↓↓↓

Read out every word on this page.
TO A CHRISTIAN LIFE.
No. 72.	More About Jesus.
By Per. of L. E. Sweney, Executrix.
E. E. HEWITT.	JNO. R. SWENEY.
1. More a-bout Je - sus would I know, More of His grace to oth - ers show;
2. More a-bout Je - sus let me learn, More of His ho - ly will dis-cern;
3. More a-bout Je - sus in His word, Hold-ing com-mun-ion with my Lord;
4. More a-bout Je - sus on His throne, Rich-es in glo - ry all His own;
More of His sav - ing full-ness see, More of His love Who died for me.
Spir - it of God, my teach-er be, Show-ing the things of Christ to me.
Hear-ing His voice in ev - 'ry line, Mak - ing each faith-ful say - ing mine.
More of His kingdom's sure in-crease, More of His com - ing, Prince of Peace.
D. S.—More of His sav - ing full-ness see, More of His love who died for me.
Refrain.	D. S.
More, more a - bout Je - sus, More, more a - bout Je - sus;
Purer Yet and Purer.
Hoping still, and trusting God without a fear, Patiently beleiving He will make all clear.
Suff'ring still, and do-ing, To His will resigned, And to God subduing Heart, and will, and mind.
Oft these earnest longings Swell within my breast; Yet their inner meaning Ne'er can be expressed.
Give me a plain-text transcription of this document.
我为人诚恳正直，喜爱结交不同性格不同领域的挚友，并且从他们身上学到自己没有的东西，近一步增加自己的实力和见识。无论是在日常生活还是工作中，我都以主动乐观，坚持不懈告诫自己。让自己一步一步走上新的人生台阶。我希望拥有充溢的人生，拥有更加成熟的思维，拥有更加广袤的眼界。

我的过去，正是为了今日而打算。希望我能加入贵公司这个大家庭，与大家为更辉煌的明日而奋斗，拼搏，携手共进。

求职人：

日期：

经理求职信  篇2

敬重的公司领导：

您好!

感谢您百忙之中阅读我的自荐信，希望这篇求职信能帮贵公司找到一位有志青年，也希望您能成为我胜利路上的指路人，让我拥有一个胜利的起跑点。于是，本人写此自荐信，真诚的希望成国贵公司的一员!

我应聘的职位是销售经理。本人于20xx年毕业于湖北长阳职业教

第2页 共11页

↑↑↑

Set down each entry again, unchanged.

Read out every word on this page.
TO A CHRISTIAN LIFE.
No. 72.	More About Jesus.
By Per. of L. E. Sweney, Executrix.
E. E. HEWITT.	JNO. R. SWENEY.
1. More a-bout Je - sus would I know, More of His grace to oth - ers show;
2. More a-bout Je - sus let me learn, More of His ho - ly will dis-cern;
3. More a-bout Je - sus in His word, Hold-ing com-mun-ion with my Lord;
4. More a-bout Je - sus on His throne, Rich-es in glo - ry all His own;
More of His sav - ing full-ness see, More of His love Who died for me.
Spir - it of God, my teach-er be, Show-ing the things of Christ to me.
Hear-ing His voice in ev - 'ry line, Mak - ing each faith-ful say - ing mine.
More of His kingdom's sure in-crease, More of His com - ing, Prince of Peace.
D. S.—More of His sav - ing full-ness see, More of His love who died for me.
Refrain.	D. S.
More, more a - bout Je - sus, More, more a - bout Je - sus;
Purer Yet and Purer.
Hoping still, and trusting God without a fear, Patiently beleiving He will make all clear.
Suff'ring still, and do-ing, To His will resigned, And to God subduing Heart, and will, and mind.
Oft these earnest longings Swell within my breast; Yet their inner meaning Ne'er can be expressed.
Give me a plain-text transcription of this document.
我为人诚恳正直，喜爱结交不同性格不同领域的挚友，并且从他们身上学到自己没有的东西，近一步增加自己的实力和见识。无论是在日常生活还是工作中，我都以主动乐观，坚持不懈告诫自己。让自己一步一步走上新的人生台阶。我希望拥有充溢的人生，拥有更加成熟的思维，拥有更加广袤的眼界。

我的过去，正是为了今日而打算。希望我能加入贵公司这个大家庭，与大家为更辉煌的明日而奋斗，拼搏，携手共进。

求职人：

日期：

经理求职信  篇2

敬重的公司领导：

您好!

感谢您百忙之中阅读我的自荐信，希望这篇求职信能帮贵公司找到一位有志青年，也希望您能成为我胜利路上的指路人，让我拥有一个胜利的起跑点。于是，本人写此自荐信，真诚的希望成国贵公司的一员!

我应聘的职位是销售经理。本人于20xx年毕业于湖北长阳职业教

第2页 共11页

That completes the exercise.